* **What to produce**
Copy out exactly the lines from the one containing "Type out the text in this image." to the end of the records below, both included, and nothing else.

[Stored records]

####################

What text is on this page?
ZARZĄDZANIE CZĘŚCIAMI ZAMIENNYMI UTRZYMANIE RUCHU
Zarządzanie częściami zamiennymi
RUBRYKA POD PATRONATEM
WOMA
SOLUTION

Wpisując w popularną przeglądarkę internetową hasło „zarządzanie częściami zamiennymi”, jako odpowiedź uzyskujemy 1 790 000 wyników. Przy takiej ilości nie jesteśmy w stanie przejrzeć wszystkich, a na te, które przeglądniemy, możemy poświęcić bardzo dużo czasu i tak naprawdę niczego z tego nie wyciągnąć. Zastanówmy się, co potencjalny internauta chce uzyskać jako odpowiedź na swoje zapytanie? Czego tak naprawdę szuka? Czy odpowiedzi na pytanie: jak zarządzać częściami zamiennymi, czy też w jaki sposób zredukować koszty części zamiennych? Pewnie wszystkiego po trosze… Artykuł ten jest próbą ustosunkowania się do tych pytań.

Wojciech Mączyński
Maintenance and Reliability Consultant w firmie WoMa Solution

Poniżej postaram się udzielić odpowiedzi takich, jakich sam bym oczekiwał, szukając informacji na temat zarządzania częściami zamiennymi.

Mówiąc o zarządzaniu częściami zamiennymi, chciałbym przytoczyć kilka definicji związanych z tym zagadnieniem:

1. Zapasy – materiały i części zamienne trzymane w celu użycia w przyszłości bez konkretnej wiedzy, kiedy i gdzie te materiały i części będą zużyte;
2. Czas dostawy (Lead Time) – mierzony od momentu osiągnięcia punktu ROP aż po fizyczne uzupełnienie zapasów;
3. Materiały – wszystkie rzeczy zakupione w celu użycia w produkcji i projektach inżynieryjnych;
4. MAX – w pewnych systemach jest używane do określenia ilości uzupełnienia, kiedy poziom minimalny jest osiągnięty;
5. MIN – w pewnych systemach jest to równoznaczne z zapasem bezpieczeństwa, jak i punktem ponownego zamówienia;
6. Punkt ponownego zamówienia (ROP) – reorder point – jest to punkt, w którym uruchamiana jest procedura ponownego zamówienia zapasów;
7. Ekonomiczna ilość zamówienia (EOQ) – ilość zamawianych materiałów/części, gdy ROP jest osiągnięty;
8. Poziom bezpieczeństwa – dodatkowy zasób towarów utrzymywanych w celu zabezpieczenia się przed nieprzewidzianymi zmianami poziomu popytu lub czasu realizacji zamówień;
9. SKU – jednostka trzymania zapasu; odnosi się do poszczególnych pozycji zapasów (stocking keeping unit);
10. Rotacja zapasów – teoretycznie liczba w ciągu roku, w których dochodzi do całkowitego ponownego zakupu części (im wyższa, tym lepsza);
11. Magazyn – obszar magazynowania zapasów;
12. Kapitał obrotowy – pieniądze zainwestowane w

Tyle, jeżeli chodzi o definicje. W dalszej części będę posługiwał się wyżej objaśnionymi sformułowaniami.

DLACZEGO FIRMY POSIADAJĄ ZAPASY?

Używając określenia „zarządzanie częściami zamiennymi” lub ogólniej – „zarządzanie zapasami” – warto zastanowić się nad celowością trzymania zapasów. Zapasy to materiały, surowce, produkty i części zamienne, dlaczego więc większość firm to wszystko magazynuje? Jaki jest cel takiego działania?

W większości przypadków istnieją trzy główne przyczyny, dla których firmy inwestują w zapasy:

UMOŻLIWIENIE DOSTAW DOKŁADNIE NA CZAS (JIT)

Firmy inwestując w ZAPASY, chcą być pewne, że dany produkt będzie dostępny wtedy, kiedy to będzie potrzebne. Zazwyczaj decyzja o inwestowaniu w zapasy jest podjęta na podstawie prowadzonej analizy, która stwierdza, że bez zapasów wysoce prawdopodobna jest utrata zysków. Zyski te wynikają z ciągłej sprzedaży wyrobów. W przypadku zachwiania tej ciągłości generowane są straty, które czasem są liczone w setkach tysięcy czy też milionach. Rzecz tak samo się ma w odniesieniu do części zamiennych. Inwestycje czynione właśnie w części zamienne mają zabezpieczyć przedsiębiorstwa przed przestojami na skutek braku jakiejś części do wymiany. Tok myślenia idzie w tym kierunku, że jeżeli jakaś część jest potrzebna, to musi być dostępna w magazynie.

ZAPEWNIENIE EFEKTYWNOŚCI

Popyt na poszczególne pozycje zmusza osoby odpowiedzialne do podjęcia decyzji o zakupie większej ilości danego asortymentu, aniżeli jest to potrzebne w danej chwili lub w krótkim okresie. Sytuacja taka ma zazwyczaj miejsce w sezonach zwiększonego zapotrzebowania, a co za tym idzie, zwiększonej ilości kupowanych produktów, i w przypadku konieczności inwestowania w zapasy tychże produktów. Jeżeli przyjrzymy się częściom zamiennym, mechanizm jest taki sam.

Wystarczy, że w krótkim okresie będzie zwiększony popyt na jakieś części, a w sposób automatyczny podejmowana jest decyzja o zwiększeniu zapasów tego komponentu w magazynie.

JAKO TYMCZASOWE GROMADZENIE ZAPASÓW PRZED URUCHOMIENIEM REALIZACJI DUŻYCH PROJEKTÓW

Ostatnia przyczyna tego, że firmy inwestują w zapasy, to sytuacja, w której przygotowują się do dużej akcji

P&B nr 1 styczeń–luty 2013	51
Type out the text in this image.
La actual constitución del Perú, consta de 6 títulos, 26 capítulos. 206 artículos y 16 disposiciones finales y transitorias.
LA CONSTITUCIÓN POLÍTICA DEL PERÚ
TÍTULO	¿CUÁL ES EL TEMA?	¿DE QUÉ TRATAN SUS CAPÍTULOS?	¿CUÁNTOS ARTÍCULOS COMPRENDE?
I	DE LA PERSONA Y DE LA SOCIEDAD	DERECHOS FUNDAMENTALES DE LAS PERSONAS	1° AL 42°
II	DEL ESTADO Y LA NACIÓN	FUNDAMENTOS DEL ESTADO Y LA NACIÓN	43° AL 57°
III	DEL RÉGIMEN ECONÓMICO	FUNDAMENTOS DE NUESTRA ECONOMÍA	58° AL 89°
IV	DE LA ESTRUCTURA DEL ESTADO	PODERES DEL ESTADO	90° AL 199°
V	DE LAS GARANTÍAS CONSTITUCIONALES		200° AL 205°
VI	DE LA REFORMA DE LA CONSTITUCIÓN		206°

####################

* **Full answer**
Type out the text in this image.
La actual constitución del Perú, consta de 6 títulos, 26 capítulos. 206 artículos y 16 disposiciones finales y transitorias.
LA CONSTITUCIÓN POLÍTICA DEL PERÚ
TÍTULO	¿CUÁL ES EL TEMA?	¿DE QUÉ TRATAN SUS CAPÍTULOS?	¿CUÁNTOS ARTÍCULOS COMPRENDE?
I	DE LA PERSONA Y DE LA SOCIEDAD	DERECHOS FUNDAMENTALES DE LAS PERSONAS	1° AL 42°
II	DEL ESTADO Y LA NACIÓN	FUNDAMENTOS DEL ESTADO Y LA NACIÓN	43° AL 57°
III	DEL RÉGIMEN ECONÓMICO	FUNDAMENTOS DE NUESTRA ECONOMÍA	58° AL 89°
IV	DE LA ESTRUCTURA DEL ESTADO	PODERES DEL ESTADO	90° AL 199°
V	DE LAS GARANTÍAS CONSTITUCIONALES		200° AL 205°
VI	DE LA REFORMA DE LA CONSTITUCIÓN		206°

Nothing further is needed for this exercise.